Input:

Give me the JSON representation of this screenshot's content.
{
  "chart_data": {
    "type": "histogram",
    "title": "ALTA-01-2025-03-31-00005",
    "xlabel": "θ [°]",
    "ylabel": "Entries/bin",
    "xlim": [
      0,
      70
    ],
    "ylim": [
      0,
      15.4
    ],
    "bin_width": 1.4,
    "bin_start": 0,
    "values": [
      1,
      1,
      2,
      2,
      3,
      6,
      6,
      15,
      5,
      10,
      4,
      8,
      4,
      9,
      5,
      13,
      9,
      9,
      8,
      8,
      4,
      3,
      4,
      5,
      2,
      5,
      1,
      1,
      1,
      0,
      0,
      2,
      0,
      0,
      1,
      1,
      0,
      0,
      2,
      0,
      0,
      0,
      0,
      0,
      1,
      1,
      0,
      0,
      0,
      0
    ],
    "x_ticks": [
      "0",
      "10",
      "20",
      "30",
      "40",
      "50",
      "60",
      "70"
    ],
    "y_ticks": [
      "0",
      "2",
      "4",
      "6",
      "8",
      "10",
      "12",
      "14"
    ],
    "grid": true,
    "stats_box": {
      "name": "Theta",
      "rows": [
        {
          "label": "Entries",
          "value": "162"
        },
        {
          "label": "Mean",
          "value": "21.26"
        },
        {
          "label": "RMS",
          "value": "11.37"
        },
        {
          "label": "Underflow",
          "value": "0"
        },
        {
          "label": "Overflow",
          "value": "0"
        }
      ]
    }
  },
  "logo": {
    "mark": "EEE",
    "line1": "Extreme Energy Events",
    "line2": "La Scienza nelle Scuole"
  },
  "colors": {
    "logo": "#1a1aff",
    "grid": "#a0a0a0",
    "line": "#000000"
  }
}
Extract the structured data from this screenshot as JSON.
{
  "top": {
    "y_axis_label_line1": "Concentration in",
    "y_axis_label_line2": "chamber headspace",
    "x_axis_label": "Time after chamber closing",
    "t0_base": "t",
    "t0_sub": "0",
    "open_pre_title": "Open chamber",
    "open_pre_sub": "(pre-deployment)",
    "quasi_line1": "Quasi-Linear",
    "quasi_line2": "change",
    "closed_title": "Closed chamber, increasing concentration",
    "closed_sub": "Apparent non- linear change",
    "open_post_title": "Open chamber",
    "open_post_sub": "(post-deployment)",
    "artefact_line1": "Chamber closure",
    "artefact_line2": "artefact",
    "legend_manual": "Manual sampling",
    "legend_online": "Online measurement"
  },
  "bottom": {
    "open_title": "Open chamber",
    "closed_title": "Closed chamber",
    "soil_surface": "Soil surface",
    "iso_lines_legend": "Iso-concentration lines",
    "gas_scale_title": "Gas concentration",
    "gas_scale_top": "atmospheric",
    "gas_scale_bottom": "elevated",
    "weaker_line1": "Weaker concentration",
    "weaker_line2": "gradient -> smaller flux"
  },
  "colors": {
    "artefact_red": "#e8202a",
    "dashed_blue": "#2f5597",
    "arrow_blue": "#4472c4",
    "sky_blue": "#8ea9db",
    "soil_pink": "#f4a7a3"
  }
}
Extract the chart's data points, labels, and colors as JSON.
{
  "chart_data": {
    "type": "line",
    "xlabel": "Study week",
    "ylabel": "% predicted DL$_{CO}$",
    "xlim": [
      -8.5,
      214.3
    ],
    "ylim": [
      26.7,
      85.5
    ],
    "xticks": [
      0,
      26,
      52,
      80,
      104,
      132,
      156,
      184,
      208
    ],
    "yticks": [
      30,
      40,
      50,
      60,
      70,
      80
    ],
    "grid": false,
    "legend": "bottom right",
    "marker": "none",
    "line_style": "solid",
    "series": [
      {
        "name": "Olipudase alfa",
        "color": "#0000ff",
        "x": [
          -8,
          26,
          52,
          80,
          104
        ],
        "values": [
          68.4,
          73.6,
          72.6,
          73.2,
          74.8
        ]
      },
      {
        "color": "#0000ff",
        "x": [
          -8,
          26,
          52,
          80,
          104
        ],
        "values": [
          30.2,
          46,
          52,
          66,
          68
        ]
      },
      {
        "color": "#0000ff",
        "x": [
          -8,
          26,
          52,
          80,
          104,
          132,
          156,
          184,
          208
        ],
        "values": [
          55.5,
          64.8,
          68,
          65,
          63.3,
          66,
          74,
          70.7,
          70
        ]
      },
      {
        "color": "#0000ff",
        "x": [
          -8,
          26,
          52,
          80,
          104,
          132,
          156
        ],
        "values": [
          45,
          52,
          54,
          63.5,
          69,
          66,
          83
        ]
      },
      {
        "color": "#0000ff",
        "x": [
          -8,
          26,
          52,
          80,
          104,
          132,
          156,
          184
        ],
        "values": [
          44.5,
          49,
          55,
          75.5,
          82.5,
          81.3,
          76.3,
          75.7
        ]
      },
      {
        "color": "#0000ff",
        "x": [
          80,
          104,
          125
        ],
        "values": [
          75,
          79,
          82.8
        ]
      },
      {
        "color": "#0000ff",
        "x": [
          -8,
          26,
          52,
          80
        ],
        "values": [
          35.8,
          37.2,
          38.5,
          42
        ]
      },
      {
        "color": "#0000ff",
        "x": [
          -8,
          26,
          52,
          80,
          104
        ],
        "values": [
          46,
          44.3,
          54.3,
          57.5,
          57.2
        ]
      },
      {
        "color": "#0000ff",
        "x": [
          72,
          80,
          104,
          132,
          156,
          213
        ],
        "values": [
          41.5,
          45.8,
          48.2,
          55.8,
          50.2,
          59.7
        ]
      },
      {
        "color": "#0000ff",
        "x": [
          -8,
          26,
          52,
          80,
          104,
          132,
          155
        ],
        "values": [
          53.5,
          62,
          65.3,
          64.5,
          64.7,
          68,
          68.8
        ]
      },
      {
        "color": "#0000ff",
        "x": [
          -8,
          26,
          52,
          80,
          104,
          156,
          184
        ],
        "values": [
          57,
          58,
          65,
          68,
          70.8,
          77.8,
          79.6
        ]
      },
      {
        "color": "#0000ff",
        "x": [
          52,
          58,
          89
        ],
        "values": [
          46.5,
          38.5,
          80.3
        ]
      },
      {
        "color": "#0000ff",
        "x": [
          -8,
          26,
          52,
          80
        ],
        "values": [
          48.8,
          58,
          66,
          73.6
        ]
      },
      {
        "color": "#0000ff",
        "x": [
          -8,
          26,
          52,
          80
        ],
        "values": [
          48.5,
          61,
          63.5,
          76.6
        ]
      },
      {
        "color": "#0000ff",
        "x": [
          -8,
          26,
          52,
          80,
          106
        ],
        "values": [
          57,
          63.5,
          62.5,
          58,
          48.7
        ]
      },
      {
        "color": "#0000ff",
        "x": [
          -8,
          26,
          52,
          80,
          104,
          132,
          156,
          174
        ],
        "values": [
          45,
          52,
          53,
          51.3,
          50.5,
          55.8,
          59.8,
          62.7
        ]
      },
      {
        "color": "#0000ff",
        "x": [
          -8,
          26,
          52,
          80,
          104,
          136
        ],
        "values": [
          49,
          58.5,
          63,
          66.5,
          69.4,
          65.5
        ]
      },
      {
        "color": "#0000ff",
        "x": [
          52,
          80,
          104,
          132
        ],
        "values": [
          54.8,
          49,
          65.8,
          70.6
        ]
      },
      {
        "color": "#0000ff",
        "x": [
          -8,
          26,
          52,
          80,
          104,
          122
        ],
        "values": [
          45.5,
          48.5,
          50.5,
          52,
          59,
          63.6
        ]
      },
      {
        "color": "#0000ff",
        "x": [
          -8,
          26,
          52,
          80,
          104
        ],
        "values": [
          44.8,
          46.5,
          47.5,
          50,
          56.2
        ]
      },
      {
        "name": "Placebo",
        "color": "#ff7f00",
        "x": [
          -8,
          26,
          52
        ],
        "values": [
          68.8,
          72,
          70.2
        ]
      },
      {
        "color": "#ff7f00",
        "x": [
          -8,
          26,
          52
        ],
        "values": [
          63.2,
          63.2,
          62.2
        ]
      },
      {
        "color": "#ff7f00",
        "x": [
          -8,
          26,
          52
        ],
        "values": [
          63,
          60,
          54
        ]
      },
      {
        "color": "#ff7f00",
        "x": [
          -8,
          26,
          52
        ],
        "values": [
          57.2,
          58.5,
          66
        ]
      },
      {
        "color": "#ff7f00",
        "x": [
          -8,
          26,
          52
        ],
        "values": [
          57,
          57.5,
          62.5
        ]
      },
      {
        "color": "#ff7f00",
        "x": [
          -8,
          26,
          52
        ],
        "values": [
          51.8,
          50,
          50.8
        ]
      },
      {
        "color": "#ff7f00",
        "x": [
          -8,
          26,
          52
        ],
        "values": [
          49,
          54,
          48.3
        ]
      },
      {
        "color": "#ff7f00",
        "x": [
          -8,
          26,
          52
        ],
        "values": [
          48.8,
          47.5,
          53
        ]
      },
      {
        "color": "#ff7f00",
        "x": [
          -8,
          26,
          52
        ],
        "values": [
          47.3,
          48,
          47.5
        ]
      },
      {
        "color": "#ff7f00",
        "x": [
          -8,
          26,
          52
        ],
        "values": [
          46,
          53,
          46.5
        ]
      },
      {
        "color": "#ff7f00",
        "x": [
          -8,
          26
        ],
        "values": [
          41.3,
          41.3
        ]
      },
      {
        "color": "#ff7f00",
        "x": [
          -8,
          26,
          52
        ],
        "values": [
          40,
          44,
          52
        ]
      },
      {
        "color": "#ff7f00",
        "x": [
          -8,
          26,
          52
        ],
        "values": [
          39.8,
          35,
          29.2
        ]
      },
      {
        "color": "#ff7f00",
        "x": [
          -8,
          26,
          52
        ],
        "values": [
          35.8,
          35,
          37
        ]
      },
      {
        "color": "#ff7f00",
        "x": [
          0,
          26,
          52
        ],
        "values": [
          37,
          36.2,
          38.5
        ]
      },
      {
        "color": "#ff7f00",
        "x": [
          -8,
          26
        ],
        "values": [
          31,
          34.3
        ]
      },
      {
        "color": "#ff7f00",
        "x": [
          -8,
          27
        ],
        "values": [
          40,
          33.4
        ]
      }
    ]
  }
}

The problem: Check all the records above and select each line where the string "ylabel" is found.

Task output:
    "ylabel": "Entries/bin",
    "ylabel": "% predicted DL$_{CO}$",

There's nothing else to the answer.